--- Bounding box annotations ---
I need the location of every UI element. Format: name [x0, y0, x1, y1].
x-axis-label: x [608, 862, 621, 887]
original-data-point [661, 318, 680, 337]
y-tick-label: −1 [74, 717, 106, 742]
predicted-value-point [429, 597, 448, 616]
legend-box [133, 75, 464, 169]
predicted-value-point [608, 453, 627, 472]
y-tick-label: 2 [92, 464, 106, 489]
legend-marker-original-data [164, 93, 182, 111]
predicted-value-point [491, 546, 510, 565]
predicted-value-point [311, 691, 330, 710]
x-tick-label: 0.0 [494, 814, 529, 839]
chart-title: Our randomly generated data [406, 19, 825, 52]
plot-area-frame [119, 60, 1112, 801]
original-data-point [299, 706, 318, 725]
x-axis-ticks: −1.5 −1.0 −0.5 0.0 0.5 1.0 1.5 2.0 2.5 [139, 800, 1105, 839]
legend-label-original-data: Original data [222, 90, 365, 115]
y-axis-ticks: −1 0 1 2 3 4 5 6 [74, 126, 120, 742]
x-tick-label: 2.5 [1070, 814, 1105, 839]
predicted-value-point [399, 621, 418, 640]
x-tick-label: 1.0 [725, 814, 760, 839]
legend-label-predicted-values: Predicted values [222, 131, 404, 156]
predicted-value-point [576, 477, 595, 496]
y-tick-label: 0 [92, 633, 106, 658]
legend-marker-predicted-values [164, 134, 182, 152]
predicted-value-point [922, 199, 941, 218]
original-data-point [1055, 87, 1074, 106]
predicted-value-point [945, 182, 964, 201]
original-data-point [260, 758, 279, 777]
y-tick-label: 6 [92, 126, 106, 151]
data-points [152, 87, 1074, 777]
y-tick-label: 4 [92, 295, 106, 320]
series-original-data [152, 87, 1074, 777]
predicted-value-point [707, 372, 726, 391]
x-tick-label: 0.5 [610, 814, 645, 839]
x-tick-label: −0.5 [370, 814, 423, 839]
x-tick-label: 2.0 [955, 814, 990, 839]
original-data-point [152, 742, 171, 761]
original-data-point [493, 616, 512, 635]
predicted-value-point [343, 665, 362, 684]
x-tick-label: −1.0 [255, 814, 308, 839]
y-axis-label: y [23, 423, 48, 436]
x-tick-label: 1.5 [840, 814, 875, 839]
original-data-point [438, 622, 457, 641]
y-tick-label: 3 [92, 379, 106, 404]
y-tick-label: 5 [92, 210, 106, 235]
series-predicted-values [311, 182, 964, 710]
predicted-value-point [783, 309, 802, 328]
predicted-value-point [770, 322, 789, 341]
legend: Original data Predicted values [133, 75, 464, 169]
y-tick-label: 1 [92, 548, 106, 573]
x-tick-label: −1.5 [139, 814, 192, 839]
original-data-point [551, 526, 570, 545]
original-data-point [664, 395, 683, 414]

--- THE TASK ---
Copy out the data above line for line, changing nothing.

--- RESPONSE FOR THIS EXERCISE ---
I need the location of every UI element. Format: name [x0, y0, x1, y1].
x-axis-label: x [608, 862, 621, 887]
original-data-point [661, 318, 680, 337]
y-tick-label: −1 [74, 717, 106, 742]
predicted-value-point [429, 597, 448, 616]
legend-box [133, 75, 464, 169]
predicted-value-point [608, 453, 627, 472]
y-tick-label: 2 [92, 464, 106, 489]
legend-marker-original-data [164, 93, 182, 111]
predicted-value-point [491, 546, 510, 565]
predicted-value-point [311, 691, 330, 710]
x-tick-label: 0.0 [494, 814, 529, 839]
chart-title: Our randomly generated data [406, 19, 825, 52]
plot-area-frame [119, 60, 1112, 801]
original-data-point [299, 706, 318, 725]
x-axis-ticks: −1.5 −1.0 −0.5 0.0 0.5 1.0 1.5 2.0 2.5 [139, 800, 1105, 839]
legend-label-original-data: Original data [222, 90, 365, 115]
y-axis-ticks: −1 0 1 2 3 4 5 6 [74, 126, 120, 742]
x-tick-label: 2.5 [1070, 814, 1105, 839]
predicted-value-point [399, 621, 418, 640]
x-tick-label: 1.0 [725, 814, 760, 839]
legend-label-predicted-values: Predicted values [222, 131, 404, 156]
predicted-value-point [576, 477, 595, 496]
y-tick-label: 0 [92, 633, 106, 658]
legend-marker-predicted-values [164, 134, 182, 152]
predicted-value-point [922, 199, 941, 218]
original-data-point [1055, 87, 1074, 106]
predicted-value-point [945, 182, 964, 201]
original-data-point [260, 758, 279, 777]
y-tick-label: 6 [92, 126, 106, 151]
data-points [152, 87, 1074, 777]
y-tick-label: 4 [92, 295, 106, 320]
series-original-data [152, 87, 1074, 777]
predicted-value-point [707, 372, 726, 391]
x-tick-label: 0.5 [610, 814, 645, 839]
x-tick-label: −0.5 [370, 814, 423, 839]
x-tick-label: 2.0 [955, 814, 990, 839]
original-data-point [152, 742, 171, 761]
original-data-point [493, 616, 512, 635]
predicted-value-point [343, 665, 362, 684]
x-tick-label: −1.0 [255, 814, 308, 839]
y-axis-label: y [23, 423, 48, 436]
x-tick-label: 1.5 [840, 814, 875, 839]
original-data-point [438, 622, 457, 641]
y-tick-label: 3 [92, 379, 106, 404]
y-tick-label: 5 [92, 210, 106, 235]
series-predicted-values [311, 182, 964, 710]
predicted-value-point [783, 309, 802, 328]
predicted-value-point [770, 322, 789, 341]
legend: Original data Predicted values [133, 75, 464, 169]
y-tick-label: 1 [92, 548, 106, 573]
x-tick-label: −1.5 [139, 814, 192, 839]
original-data-point [551, 526, 570, 545]
original-data-point [664, 395, 683, 414]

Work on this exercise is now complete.